■ Data excerpts
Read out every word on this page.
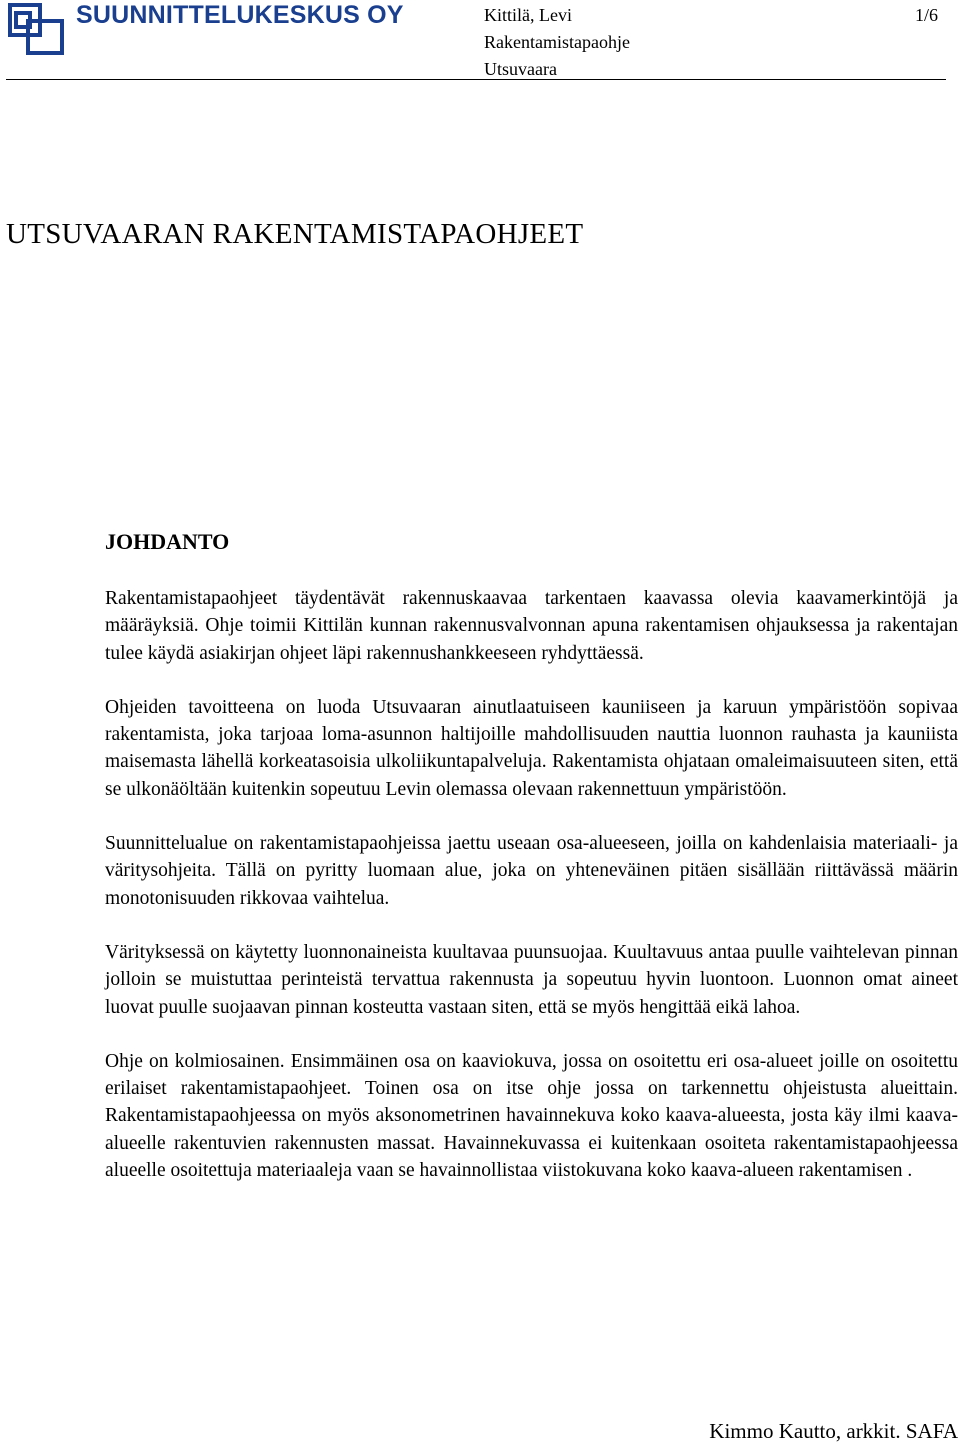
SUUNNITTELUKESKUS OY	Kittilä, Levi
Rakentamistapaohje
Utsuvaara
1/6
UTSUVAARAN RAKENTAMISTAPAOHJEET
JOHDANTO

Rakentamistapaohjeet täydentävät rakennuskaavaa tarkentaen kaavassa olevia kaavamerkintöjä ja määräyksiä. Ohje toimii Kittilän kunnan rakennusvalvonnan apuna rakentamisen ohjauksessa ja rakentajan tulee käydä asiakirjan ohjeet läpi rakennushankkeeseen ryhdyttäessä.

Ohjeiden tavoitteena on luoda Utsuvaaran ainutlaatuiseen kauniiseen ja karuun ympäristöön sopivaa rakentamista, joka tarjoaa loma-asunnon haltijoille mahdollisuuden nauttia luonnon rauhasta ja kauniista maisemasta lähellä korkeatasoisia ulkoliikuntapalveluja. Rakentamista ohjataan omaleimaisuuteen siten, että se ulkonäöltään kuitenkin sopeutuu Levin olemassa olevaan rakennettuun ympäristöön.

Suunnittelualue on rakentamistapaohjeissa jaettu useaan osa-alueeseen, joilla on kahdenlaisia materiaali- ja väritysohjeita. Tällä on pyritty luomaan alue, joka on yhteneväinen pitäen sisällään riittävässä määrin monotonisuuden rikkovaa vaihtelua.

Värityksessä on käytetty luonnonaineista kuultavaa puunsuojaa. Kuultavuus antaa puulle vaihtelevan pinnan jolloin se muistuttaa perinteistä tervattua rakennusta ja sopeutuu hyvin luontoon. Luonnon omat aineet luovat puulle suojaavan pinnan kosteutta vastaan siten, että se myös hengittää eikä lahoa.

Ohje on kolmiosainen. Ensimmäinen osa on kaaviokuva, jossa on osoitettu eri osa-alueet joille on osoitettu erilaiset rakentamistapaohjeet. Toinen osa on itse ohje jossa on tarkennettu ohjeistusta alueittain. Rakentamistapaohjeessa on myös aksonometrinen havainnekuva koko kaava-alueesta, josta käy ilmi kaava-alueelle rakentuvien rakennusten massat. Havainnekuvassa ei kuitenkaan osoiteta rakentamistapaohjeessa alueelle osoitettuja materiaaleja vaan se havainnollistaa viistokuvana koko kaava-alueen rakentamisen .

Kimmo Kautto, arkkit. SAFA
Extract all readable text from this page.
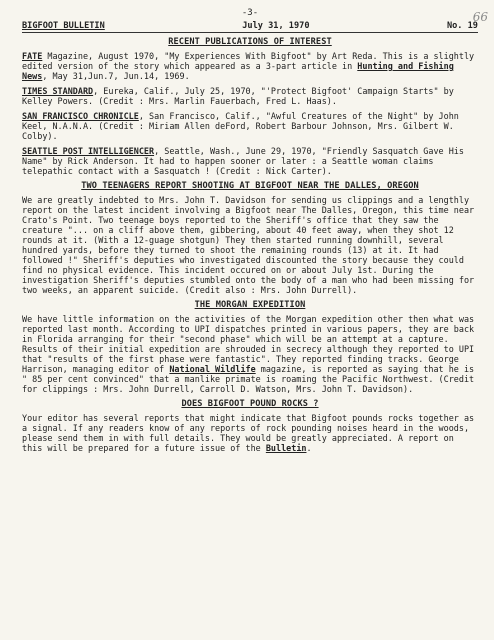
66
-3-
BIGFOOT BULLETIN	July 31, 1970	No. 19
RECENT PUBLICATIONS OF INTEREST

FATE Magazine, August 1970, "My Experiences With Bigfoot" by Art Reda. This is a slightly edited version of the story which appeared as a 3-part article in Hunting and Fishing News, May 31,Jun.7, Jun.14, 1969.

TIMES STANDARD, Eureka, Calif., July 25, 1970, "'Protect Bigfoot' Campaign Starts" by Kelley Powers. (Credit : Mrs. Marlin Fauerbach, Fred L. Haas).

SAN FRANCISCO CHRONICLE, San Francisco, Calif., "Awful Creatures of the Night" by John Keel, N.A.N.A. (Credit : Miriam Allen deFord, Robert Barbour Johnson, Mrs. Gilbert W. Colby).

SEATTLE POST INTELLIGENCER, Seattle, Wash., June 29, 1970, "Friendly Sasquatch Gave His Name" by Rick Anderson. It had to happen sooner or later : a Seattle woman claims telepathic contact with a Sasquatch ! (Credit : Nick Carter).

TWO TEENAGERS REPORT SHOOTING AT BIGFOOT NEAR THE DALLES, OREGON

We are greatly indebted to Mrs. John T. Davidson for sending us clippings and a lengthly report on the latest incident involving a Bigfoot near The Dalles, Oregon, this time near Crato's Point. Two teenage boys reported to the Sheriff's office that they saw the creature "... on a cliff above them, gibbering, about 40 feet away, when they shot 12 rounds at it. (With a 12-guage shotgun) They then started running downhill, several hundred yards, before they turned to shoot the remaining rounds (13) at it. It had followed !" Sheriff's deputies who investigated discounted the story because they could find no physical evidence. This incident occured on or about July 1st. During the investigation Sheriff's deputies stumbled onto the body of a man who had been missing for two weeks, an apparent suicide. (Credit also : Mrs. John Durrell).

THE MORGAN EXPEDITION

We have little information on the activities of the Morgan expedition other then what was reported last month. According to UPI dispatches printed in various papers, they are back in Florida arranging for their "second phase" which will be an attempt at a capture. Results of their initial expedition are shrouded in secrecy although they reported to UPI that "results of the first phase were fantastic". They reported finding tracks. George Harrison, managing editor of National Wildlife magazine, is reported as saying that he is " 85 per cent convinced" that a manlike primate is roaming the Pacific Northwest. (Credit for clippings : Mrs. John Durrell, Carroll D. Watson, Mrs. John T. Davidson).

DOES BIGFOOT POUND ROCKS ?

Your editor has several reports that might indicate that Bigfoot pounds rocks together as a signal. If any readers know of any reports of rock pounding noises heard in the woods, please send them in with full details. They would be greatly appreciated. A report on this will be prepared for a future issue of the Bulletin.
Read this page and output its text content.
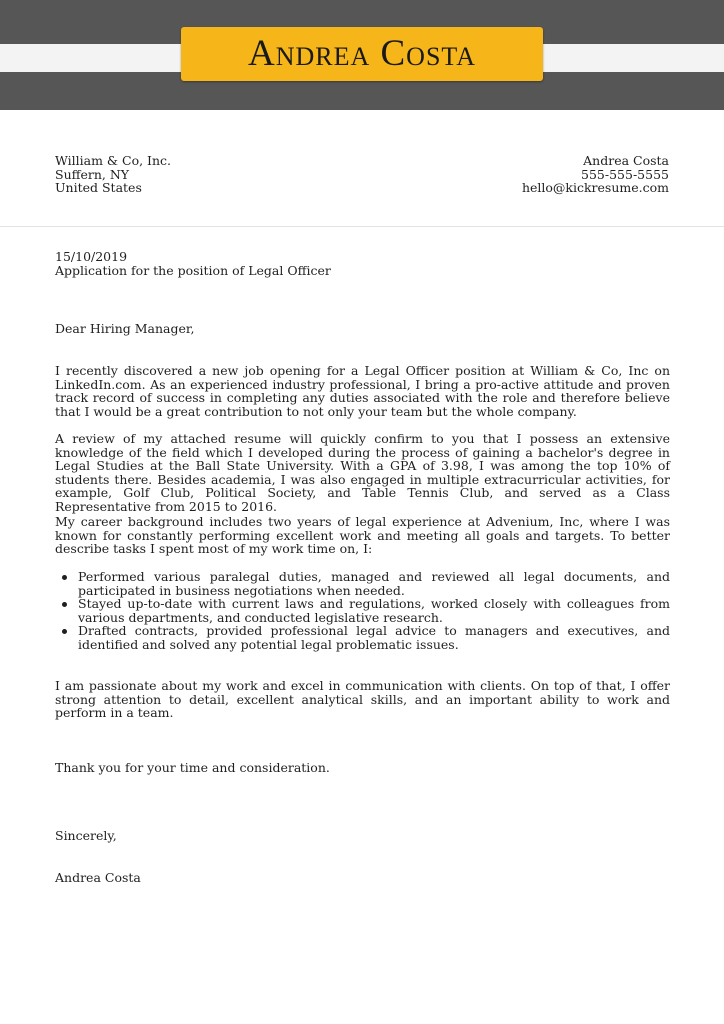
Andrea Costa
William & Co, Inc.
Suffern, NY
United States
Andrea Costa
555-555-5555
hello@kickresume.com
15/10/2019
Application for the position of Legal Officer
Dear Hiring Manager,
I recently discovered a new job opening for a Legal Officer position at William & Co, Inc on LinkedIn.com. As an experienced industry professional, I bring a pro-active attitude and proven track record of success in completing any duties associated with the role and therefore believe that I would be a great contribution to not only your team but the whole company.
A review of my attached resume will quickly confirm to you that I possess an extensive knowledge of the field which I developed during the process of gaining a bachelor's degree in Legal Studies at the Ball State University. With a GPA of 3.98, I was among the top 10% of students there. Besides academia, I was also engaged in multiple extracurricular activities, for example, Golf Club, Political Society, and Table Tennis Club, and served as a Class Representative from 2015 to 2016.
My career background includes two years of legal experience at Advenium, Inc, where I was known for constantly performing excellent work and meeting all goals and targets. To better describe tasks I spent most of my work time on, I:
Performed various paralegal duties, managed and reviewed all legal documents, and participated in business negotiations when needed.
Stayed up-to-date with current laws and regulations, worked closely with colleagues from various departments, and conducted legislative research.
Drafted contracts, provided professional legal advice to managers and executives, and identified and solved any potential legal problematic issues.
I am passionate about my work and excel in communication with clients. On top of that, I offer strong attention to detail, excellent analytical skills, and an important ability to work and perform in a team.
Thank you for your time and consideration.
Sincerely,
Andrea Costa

■ Given exercise
Any pictures should be dropped; transcribe the rest of the records above exactly.

■ Finished answer
Read out every word on this page.
SUUNNITTELUKESKUS OY	Kittilä, Levi
Rakentamistapaohje
Utsuvaara
1/6
UTSUVAARAN RAKENTAMISTAPAOHJEET
JOHDANTO

Rakentamistapaohjeet täydentävät rakennuskaavaa tarkentaen kaavassa olevia kaavamerkintöjä ja määräyksiä. Ohje toimii Kittilän kunnan rakennusvalvonnan apuna rakentamisen ohjauksessa ja rakentajan tulee käydä asiakirjan ohjeet läpi rakennushankkeeseen ryhdyttäessä.

Ohjeiden tavoitteena on luoda Utsuvaaran ainutlaatuiseen kauniiseen ja karuun ympäristöön sopivaa rakentamista, joka tarjoaa loma-asunnon haltijoille mahdollisuuden nauttia luonnon rauhasta ja kauniista maisemasta lähellä korkeatasoisia ulkoliikuntapalveluja. Rakentamista ohjataan omaleimaisuuteen siten, että se ulkonäöltään kuitenkin sopeutuu Levin olemassa olevaan rakennettuun ympäristöön.

Suunnittelualue on rakentamistapaohjeissa jaettu useaan osa-alueeseen, joilla on kahdenlaisia materiaali- ja väritysohjeita. Tällä on pyritty luomaan alue, joka on yhteneväinen pitäen sisällään riittävässä määrin monotonisuuden rikkovaa vaihtelua.

Värityksessä on käytetty luonnonaineista kuultavaa puunsuojaa. Kuultavuus antaa puulle vaihtelevan pinnan jolloin se muistuttaa perinteistä tervattua rakennusta ja sopeutuu hyvin luontoon. Luonnon omat aineet luovat puulle suojaavan pinnan kosteutta vastaan siten, että se myös hengittää eikä lahoa.

Ohje on kolmiosainen. Ensimmäinen osa on kaaviokuva, jossa on osoitettu eri osa-alueet joille on osoitettu erilaiset rakentamistapaohjeet. Toinen osa on itse ohje jossa on tarkennettu ohjeistusta alueittain. Rakentamistapaohjeessa on myös aksonometrinen havainnekuva koko kaava-alueesta, josta käy ilmi kaava-alueelle rakentuvien rakennusten massat. Havainnekuvassa ei kuitenkaan osoiteta rakentamistapaohjeessa alueelle osoitettuja materiaaleja vaan se havainnollistaa viistokuvana koko kaava-alueen rakentamisen .

Kimmo Kautto, arkkit. SAFA
Extract all readable text from this page.
66
-3-
BIGFOOT BULLETIN	July 31, 1970	No. 19
RECENT PUBLICATIONS OF INTEREST

FATE Magazine, August 1970, "My Experiences With Bigfoot" by Art Reda. This is a slightly edited version of the story which appeared as a 3-part article in Hunting and Fishing News, May 31,Jun.7, Jun.14, 1969.

TIMES STANDARD, Eureka, Calif., July 25, 1970, "'Protect Bigfoot' Campaign Starts" by Kelley Powers. (Credit : Mrs. Marlin Fauerbach, Fred L. Haas).

SAN FRANCISCO CHRONICLE, San Francisco, Calif., "Awful Creatures of the Night" by John Keel, N.A.N.A. (Credit : Miriam Allen deFord, Robert Barbour Johnson, Mrs. Gilbert W. Colby).

SEATTLE POST INTELLIGENCER, Seattle, Wash., June 29, 1970, "Friendly Sasquatch Gave His Name" by Rick Anderson. It had to happen sooner or later : a Seattle woman claims telepathic contact with a Sasquatch ! (Credit : Nick Carter).

TWO TEENAGERS REPORT SHOOTING AT BIGFOOT NEAR THE DALLES, OREGON

We are greatly indebted to Mrs. John T. Davidson for sending us clippings and a lengthly report on the latest incident involving a Bigfoot near The Dalles, Oregon, this time near Crato's Point. Two teenage boys reported to the Sheriff's office that they saw the creature "... on a cliff above them, gibbering, about 40 feet away, when they shot 12 rounds at it. (With a 12-guage shotgun) They then started running downhill, several hundred yards, before they turned to shoot the remaining rounds (13) at it. It had followed !" Sheriff's deputies who investigated discounted the story because they could find no physical evidence. This incident occured on or about July 1st. During the investigation Sheriff's deputies stumbled onto the body of a man who had been missing for two weeks, an apparent suicide. (Credit also : Mrs. John Durrell).

THE MORGAN EXPEDITION

We have little information on the activities of the Morgan expedition other then what was reported last month. According to UPI dispatches printed in various papers, they are back in Florida arranging for their "second phase" which will be an attempt at a capture. Results of their initial expedition are shrouded in secrecy although they reported to UPI that "results of the first phase were fantastic". They reported finding tracks. George Harrison, managing editor of National Wildlife magazine, is reported as saying that he is " 85 per cent convinced" that a manlike primate is roaming the Pacific Northwest. (Credit for clippings : Mrs. John Durrell, Carroll D. Watson, Mrs. John T. Davidson).

DOES BIGFOOT POUND ROCKS ?

Your editor has several reports that might indicate that Bigfoot pounds rocks together as a signal. If any readers know of any reports of rock pounding noises heard in the woods, please send them in with full details. They would be greatly appreciated. A report on this will be prepared for a future issue of the Bulletin.
Read this page and output its text content.
Andrea Costa
William & Co, Inc.
Suffern, NY
United States
Andrea Costa
555-555-5555
hello@kickresume.com
15/10/2019
Application for the position of Legal Officer
Dear Hiring Manager,
I recently discovered a new job opening for a Legal Officer position at William & Co, Inc on LinkedIn.com. As an experienced industry professional, I bring a pro-active attitude and proven track record of success in completing any duties associated with the role and therefore believe that I would be a great contribution to not only your team but the whole company.
A review of my attached resume will quickly confirm to you that I possess an extensive knowledge of the field which I developed during the process of gaining a bachelor's degree in Legal Studies at the Ball State University. With a GPA of 3.98, I was among the top 10% of students there. Besides academia, I was also engaged in multiple extracurricular activities, for example, Golf Club, Political Society, and Table Tennis Club, and served as a Class Representative from 2015 to 2016.
My career background includes two years of legal experience at Advenium, Inc, where I was known for constantly performing excellent work and meeting all goals and targets. To better describe tasks I spent most of my work time on, I:
Performed various paralegal duties, managed and reviewed all legal documents, and participated in business negotiations when needed.
Stayed up-to-date with current laws and regulations, worked closely with colleagues from various departments, and conducted legislative research.
Drafted contracts, provided professional legal advice to managers and executives, and identified and solved any potential legal problematic issues.
I am passionate about my work and excel in communication with clients. On top of that, I offer strong attention to detail, excellent analytical skills, and an important ability to work and perform in a team.
Thank you for your time and consideration.
Sincerely,
Andrea Costa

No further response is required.